◆ WORK TO COMPLETE
Print the range of lines that opens with the line containing "Type out the text in this image." and closes with the last line of the listing. Include both ends; print nothing more.

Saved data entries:
━━━━━━━━━━━━━━━━━━━━

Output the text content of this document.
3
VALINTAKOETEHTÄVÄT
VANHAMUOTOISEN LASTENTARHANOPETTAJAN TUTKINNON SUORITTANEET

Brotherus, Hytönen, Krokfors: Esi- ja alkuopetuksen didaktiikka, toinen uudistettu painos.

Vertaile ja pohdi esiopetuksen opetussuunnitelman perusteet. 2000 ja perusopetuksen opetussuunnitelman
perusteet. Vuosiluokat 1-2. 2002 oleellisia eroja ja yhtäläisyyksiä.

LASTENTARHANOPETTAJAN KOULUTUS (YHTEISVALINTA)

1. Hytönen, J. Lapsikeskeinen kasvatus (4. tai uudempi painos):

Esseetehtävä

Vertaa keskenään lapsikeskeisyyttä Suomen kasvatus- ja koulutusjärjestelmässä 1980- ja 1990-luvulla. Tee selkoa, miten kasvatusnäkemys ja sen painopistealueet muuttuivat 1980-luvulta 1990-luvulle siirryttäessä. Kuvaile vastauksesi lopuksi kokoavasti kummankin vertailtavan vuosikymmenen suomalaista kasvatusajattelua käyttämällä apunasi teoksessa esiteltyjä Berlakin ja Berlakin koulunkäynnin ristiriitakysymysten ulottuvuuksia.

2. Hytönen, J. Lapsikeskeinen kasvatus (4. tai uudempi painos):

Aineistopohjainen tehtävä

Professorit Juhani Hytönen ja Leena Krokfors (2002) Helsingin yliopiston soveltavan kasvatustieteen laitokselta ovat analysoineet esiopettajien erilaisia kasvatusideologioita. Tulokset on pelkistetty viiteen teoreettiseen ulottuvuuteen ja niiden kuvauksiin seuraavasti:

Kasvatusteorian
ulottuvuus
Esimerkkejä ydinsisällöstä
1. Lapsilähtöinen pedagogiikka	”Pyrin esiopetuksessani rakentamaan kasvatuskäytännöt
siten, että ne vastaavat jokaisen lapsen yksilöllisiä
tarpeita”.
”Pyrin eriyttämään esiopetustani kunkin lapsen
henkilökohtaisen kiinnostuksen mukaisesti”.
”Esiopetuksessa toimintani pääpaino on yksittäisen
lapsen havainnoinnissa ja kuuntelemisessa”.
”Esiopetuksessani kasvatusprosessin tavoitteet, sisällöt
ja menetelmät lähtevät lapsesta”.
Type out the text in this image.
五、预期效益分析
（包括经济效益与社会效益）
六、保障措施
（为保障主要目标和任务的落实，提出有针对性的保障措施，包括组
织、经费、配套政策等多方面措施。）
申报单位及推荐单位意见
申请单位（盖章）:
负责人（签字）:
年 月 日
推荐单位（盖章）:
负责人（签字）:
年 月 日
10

━━━━━━━━━━━━━━━━━━━━

◆ EXERCISE RESULT
Type out the text in this image.
五、预期效益分析
（包括经济效益与社会效益）
六、保障措施
（为保障主要目标和任务的落实，提出有针对性的保障措施，包括组
织、经费、配套政策等多方面措施。）
申报单位及推荐单位意见
申请单位（盖章）:
负责人（签字）:
年 月 日
推荐单位（盖章）:
负责人（签字）:
年 月 日
10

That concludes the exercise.